---------- Material provided
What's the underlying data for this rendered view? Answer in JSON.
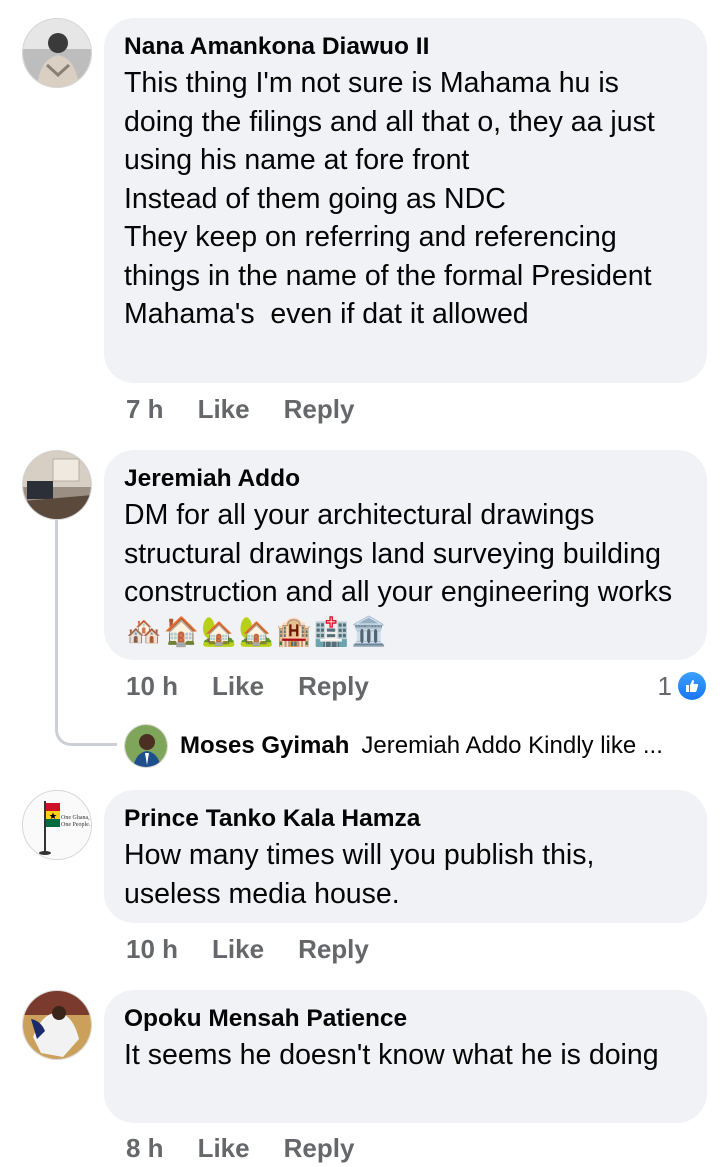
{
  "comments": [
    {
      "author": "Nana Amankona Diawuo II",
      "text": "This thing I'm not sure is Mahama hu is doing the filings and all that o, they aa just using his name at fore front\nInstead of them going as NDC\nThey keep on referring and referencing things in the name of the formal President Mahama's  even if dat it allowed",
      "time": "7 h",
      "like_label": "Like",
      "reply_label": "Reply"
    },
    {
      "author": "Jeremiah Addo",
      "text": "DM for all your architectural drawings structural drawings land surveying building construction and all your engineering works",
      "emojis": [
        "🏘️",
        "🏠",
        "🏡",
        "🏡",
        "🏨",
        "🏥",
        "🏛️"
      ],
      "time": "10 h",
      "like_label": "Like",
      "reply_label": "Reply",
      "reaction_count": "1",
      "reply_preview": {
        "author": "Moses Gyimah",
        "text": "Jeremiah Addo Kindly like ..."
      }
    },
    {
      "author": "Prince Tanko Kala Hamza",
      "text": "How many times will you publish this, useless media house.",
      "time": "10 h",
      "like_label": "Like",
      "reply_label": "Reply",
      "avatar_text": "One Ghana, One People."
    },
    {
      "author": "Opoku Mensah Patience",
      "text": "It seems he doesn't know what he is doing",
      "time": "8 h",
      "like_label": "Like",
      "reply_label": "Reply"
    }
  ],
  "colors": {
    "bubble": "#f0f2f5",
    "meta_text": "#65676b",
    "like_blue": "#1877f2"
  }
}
--------------------
---------- Material provided
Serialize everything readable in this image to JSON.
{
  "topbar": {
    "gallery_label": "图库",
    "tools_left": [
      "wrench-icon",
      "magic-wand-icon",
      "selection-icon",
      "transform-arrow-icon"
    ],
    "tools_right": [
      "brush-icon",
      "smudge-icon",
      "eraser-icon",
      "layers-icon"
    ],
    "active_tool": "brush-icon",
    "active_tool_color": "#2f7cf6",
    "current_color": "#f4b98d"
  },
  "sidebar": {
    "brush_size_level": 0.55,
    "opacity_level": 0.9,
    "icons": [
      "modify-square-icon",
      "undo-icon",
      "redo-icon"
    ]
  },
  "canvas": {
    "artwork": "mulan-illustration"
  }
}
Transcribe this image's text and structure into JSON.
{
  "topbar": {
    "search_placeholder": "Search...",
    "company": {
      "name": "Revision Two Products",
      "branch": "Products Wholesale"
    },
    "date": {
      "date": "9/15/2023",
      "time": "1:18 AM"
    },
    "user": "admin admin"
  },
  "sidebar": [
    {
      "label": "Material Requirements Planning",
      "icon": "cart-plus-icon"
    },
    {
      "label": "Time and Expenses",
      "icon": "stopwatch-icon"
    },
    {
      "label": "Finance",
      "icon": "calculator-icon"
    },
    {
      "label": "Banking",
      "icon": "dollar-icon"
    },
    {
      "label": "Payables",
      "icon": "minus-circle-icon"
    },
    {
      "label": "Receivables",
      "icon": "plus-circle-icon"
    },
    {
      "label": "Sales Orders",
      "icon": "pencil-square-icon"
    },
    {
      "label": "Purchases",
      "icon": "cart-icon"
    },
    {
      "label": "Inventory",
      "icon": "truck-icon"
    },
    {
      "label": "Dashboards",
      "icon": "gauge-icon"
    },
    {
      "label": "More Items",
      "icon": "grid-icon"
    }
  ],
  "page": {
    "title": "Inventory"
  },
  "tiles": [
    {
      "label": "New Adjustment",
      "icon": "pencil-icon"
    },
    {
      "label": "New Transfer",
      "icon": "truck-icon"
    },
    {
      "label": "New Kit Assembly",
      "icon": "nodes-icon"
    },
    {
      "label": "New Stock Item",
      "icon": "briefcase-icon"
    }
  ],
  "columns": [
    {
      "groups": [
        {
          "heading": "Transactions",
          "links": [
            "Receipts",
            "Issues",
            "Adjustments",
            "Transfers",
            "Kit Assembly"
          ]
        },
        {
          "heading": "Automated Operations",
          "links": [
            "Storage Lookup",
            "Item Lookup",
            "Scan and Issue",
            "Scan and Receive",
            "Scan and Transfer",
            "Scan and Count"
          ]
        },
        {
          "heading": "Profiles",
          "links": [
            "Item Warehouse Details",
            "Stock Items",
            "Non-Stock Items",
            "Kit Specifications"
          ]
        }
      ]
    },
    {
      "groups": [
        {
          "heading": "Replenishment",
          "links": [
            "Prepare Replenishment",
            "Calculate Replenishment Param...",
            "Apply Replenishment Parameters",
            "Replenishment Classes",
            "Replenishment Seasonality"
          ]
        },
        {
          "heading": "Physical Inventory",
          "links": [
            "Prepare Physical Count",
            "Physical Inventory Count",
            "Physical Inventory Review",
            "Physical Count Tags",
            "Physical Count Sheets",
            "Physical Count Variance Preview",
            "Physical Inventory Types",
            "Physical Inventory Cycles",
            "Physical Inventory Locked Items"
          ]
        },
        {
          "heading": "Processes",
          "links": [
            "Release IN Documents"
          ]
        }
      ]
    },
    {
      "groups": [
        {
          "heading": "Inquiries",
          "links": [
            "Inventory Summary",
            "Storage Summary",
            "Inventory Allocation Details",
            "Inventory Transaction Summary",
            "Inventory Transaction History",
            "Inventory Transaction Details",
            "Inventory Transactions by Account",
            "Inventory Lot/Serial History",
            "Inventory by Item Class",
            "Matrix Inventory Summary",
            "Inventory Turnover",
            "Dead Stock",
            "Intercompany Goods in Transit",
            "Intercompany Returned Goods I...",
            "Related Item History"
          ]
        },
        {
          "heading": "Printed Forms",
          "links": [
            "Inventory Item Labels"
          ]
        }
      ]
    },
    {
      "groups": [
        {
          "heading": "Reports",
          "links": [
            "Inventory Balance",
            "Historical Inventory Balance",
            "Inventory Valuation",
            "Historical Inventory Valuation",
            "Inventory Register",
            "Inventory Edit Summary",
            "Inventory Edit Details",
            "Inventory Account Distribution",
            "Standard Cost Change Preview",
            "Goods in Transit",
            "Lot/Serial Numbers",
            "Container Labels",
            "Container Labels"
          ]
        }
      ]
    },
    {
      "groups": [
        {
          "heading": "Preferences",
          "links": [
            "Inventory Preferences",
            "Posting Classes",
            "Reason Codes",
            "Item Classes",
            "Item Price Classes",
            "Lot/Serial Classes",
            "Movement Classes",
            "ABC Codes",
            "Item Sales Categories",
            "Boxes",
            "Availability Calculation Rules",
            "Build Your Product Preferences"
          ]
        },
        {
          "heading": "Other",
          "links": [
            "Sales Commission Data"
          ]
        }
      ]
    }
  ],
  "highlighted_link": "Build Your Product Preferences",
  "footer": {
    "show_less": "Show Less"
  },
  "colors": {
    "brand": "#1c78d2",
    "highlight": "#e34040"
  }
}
--------------------
### Task details
Copy each line above that contains the word "Sales".

### Full answer
      "label": "Sales Orders",
            "Item Sales Categories",
            "Sales Commission Data"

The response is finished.